**Data shown:**
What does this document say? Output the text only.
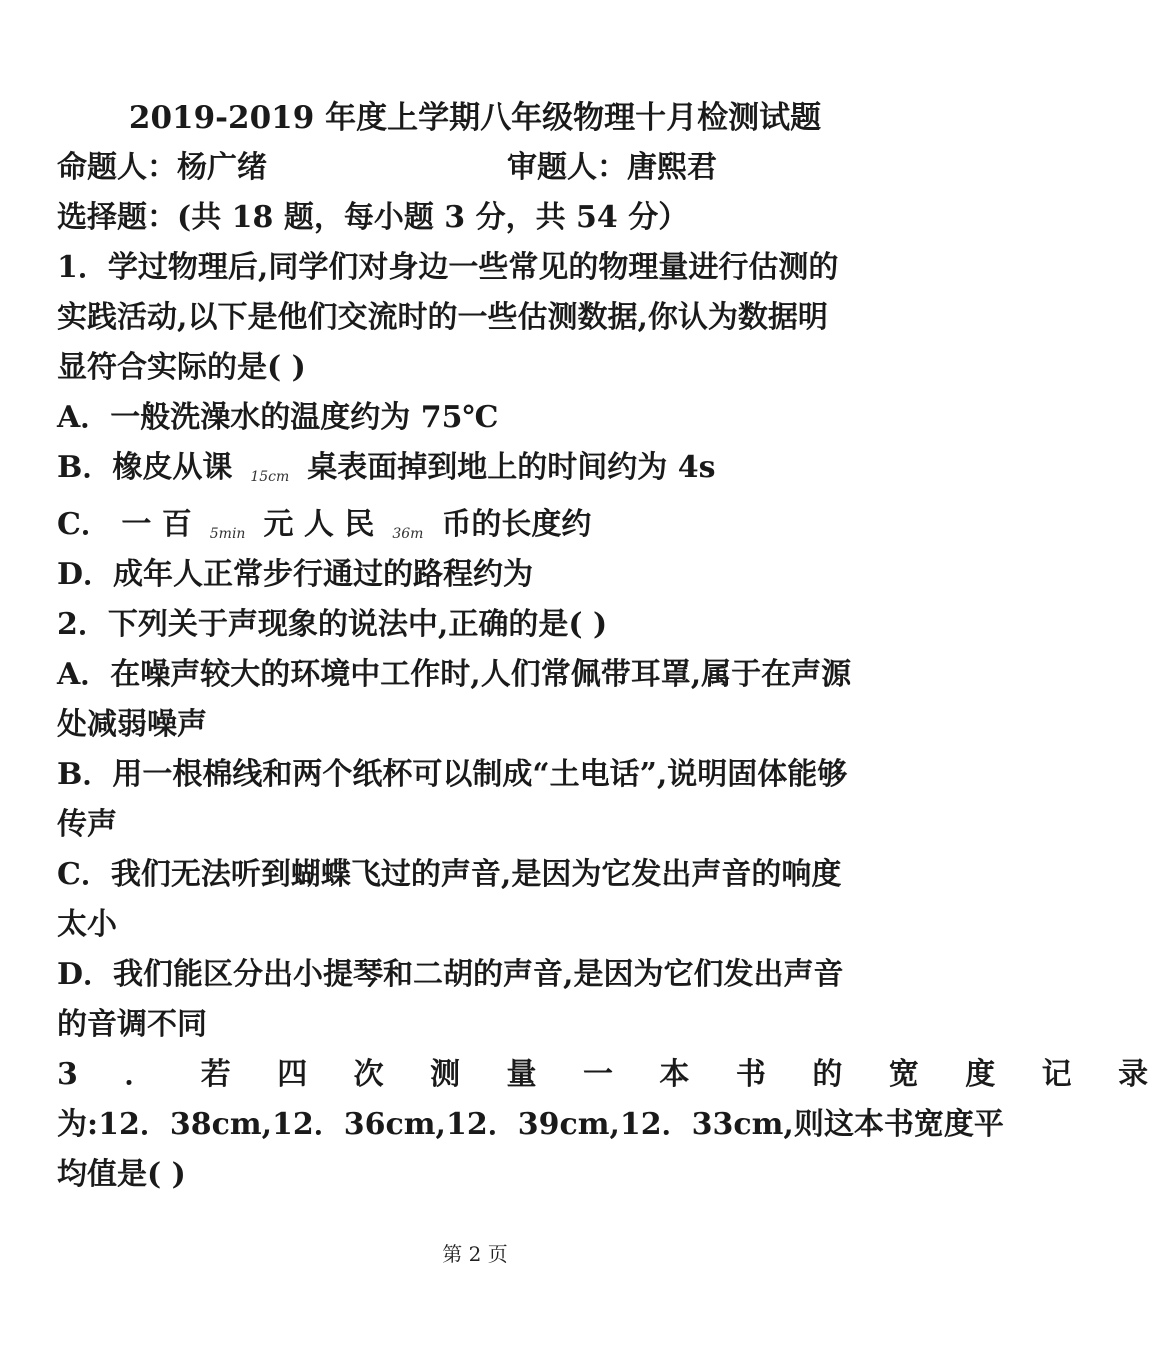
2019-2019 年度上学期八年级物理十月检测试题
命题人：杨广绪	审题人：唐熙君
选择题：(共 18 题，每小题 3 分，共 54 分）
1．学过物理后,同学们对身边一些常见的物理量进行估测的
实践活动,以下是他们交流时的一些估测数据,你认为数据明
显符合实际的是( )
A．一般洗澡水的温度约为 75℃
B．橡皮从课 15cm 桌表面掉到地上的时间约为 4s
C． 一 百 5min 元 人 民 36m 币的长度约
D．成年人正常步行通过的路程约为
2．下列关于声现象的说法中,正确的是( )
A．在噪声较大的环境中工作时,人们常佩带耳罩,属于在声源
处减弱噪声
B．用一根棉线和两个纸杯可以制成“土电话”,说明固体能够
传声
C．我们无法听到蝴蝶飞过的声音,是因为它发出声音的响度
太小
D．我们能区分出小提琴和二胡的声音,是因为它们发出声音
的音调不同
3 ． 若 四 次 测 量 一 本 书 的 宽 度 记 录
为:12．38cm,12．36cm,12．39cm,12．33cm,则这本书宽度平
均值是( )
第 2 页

--

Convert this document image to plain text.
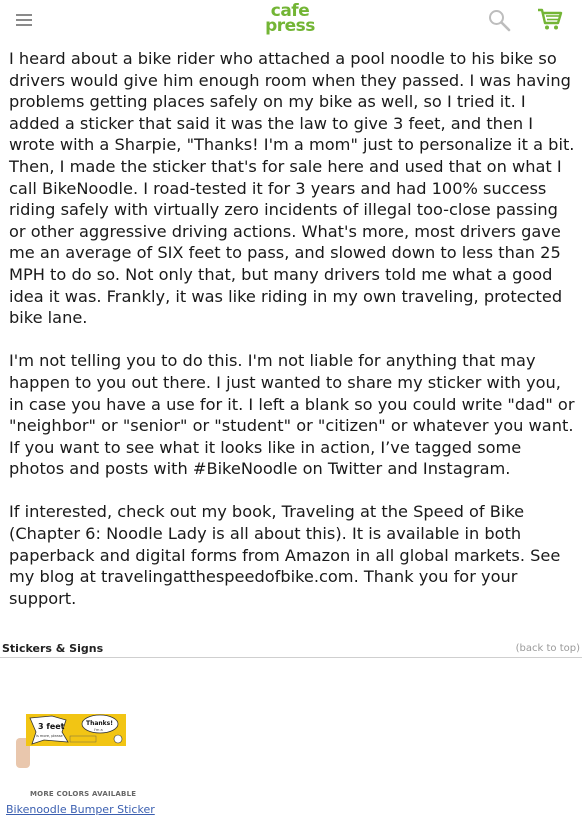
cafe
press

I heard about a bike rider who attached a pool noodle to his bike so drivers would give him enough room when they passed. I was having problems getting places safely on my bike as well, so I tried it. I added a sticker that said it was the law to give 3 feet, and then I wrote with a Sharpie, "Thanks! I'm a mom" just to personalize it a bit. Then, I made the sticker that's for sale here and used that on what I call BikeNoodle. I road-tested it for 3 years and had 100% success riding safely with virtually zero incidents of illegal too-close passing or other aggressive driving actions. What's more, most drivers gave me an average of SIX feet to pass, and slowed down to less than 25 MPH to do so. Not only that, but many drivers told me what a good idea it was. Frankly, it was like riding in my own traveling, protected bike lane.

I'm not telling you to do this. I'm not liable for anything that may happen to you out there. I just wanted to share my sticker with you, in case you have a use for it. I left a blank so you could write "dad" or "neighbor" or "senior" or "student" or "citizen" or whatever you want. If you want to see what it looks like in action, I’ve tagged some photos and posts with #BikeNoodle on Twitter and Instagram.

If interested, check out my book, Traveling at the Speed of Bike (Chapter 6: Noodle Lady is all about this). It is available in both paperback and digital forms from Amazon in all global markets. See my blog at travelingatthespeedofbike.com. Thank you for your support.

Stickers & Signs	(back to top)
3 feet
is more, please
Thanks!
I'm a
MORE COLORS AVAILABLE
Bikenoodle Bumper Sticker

**Goal of the exercise:** Extract every line above that contains the word "about".

**The answer:**
I heard about a bike rider who attached a pool noodle to his bike so drivers would give him enough room when they passed. I was having problems getting places safely on my bike as well, so I tried it. I added a sticker that said it was the law to give 3 feet, and then I wrote with a Sharpie, "Thanks! I'm a mom" just to personalize it a bit. Then, I made the sticker that's for sale here and used that on what I call BikeNoodle. I road-tested it for 3 years and had 100% success riding safely with virtually zero incidents of illegal too-close passing or other aggressive driving actions. What's more, most drivers gave me an average of SIX feet to pass, and slowed down to less than 25 MPH to do so. Not only that, but many drivers told me what a good idea it was. Frankly, it was like riding in my own traveling, protected bike lane.
If interested, check out my book, Traveling at the Speed of Bike (Chapter 6: Noodle Lady is all about this). It is available in both paperback and digital forms from Amazon in all global markets. See my blog at travelingatthespeedofbike.com. Thank you for your support.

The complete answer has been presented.